• [DO THIS]
Look for "функций" in the listing below. Gather each line that contains it.

• [DATA SUPPLIED]
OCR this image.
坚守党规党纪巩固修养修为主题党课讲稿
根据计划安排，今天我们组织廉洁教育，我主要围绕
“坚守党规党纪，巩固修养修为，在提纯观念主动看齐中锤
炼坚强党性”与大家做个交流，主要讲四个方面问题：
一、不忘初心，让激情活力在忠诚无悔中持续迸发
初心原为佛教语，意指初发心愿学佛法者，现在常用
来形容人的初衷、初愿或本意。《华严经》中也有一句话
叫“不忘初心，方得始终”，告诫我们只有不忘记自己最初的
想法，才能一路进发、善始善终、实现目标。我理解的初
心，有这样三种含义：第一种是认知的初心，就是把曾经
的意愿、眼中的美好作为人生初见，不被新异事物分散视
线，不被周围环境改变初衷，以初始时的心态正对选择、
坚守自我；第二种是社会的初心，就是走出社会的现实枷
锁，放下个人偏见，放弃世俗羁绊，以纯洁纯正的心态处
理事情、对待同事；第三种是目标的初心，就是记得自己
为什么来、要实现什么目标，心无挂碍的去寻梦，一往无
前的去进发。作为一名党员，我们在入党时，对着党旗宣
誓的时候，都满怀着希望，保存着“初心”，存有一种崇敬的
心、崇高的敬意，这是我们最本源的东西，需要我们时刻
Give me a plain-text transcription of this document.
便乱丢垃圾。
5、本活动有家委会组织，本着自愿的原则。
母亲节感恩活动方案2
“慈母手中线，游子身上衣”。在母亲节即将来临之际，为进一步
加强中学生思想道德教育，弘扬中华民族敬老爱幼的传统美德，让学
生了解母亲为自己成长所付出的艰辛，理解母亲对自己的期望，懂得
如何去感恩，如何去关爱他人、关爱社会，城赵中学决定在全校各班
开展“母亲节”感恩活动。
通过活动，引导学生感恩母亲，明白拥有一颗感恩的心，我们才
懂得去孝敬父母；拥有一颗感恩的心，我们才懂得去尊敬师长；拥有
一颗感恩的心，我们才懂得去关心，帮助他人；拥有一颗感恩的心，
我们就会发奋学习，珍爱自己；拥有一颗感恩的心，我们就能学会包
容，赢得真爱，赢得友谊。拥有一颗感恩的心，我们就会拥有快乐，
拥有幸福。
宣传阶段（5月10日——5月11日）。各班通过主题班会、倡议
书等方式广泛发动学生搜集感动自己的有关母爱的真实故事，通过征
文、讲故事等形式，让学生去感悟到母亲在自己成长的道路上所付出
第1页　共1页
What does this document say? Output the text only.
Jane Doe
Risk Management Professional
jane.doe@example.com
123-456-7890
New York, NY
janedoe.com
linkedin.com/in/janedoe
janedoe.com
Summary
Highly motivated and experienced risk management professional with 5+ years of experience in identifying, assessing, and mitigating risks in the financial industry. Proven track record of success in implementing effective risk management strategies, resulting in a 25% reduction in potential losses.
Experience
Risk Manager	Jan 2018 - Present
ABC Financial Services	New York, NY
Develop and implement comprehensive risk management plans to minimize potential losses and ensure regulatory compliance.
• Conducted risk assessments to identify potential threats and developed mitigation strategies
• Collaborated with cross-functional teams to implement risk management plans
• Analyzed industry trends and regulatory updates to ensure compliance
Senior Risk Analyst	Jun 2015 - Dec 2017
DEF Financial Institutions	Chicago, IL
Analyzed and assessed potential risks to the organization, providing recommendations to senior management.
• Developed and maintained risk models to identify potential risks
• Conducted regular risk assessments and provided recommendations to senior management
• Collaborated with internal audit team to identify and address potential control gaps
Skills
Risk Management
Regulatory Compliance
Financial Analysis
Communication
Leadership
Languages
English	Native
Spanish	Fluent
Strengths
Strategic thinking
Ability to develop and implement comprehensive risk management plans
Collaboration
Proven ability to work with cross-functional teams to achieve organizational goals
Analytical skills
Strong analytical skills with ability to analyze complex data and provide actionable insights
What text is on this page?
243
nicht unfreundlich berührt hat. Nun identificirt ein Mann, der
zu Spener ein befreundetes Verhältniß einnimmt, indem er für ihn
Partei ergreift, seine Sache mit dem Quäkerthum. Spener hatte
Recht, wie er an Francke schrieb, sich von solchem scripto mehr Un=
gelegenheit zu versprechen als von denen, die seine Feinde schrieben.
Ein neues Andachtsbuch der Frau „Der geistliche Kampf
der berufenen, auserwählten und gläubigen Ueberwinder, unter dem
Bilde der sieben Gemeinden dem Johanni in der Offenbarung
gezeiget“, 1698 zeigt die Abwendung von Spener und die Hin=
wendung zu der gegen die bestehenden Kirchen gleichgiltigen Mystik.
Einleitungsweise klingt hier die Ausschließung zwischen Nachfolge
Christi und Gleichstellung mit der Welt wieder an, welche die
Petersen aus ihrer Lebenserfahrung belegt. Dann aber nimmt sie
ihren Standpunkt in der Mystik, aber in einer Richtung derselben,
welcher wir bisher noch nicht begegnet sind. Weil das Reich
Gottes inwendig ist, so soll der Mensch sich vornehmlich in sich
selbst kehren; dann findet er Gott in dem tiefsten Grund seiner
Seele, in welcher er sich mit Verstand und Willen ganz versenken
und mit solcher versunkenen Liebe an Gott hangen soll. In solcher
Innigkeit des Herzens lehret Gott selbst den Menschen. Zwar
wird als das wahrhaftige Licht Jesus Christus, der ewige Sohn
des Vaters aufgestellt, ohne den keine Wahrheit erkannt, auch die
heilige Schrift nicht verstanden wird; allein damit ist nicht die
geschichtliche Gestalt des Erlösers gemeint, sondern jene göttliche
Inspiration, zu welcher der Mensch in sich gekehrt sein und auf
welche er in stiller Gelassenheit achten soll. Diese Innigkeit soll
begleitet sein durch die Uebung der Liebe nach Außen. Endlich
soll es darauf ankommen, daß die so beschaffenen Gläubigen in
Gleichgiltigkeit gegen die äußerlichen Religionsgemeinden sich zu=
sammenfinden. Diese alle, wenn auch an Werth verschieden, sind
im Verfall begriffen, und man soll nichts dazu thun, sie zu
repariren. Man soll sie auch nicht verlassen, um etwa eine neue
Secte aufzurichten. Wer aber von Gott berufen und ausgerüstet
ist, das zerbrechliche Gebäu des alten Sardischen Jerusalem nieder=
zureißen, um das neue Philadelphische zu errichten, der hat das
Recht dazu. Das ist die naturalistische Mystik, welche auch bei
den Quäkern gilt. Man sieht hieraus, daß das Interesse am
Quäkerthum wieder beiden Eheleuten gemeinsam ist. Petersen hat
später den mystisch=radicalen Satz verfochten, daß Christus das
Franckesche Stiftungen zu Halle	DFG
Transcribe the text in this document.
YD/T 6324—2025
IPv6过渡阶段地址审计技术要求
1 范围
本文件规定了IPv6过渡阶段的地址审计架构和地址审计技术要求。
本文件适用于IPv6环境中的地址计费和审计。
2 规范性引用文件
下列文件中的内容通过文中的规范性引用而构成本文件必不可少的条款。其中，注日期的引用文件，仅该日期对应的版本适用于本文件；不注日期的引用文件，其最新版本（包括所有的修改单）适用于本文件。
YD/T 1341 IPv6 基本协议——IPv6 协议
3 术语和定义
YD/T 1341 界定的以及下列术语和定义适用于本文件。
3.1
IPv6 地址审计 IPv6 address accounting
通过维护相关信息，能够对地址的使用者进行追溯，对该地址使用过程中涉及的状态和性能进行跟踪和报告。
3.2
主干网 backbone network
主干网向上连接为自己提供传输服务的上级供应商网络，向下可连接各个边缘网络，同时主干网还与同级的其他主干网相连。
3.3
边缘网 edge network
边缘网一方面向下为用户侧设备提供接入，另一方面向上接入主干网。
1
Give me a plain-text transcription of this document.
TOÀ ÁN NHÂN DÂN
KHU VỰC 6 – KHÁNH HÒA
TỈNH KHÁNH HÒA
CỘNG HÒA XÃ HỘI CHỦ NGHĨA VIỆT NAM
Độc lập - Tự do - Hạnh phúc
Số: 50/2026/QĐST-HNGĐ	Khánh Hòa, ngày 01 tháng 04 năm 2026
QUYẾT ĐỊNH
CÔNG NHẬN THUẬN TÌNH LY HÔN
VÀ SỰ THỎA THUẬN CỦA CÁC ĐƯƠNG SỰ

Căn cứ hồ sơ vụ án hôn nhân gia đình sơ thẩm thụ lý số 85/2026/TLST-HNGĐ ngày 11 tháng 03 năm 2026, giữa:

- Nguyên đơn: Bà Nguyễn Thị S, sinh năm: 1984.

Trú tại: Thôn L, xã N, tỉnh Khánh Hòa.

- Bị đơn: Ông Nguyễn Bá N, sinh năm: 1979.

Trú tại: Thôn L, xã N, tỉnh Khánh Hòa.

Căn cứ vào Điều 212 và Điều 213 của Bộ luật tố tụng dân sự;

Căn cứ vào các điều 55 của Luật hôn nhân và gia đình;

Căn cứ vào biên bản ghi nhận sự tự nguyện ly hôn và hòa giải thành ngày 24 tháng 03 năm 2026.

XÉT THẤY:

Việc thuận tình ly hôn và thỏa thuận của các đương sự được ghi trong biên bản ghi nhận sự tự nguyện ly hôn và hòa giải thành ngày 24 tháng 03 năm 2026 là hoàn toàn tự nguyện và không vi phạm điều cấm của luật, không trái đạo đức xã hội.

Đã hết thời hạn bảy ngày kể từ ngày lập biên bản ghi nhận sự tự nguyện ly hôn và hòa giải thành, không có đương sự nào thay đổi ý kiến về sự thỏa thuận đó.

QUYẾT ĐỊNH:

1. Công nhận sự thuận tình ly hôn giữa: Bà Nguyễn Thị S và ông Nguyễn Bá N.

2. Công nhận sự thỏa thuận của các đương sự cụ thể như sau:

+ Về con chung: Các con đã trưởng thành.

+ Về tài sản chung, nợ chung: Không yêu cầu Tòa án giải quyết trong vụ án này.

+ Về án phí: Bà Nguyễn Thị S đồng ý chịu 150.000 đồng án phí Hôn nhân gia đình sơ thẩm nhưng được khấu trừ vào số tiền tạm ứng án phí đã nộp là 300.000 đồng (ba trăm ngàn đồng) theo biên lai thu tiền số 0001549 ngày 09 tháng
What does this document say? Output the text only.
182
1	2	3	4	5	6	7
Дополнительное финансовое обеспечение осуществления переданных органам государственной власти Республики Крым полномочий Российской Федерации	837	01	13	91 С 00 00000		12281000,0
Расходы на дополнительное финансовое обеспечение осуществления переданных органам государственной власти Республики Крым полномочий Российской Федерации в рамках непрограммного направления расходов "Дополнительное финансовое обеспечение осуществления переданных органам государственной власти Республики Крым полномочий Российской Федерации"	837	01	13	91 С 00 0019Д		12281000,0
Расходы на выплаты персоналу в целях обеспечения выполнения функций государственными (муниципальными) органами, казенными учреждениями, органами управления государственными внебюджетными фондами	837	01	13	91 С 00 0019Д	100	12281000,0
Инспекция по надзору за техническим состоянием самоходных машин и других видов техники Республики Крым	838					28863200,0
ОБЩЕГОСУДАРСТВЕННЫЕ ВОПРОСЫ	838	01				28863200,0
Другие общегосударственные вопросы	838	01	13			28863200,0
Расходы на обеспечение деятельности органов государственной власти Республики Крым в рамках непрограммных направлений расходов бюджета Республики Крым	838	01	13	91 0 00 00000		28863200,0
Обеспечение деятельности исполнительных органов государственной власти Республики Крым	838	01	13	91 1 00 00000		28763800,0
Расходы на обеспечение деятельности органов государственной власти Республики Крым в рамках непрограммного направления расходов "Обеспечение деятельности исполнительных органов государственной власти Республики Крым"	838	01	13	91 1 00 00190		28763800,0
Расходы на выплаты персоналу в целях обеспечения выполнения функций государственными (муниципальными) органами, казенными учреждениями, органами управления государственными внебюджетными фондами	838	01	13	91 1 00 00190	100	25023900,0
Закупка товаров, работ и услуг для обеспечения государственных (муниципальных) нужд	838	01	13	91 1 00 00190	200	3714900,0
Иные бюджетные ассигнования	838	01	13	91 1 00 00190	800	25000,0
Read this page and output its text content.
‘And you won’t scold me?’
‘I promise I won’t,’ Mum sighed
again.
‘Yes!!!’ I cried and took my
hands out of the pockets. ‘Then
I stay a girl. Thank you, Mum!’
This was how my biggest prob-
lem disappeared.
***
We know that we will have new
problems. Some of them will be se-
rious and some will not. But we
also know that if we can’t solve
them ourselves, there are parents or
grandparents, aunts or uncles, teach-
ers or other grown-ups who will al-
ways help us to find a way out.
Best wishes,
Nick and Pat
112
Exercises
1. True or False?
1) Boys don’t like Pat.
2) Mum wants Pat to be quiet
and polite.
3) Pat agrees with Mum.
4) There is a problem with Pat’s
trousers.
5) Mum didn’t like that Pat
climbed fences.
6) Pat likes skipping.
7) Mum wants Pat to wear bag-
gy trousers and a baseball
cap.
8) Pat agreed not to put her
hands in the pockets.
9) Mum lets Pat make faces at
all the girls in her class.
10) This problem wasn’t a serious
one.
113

• [EXERCISE SOLUTION]
Расходы на выплаты персоналу в целях обеспечения выполнения функций государственными (муниципальными) органами, казенными учреждениями, органами управления государственными внебюджетными фондами	837	01	13	91 С 00 0019Д	100	12281000,0
Расходы на выплаты персоналу в целях обеспечения выполнения функций государственными (муниципальными) органами, казенными учреждениями, органами управления государственными внебюджетными фондами	838	01	13	91 1 00 00190	100	25023900,0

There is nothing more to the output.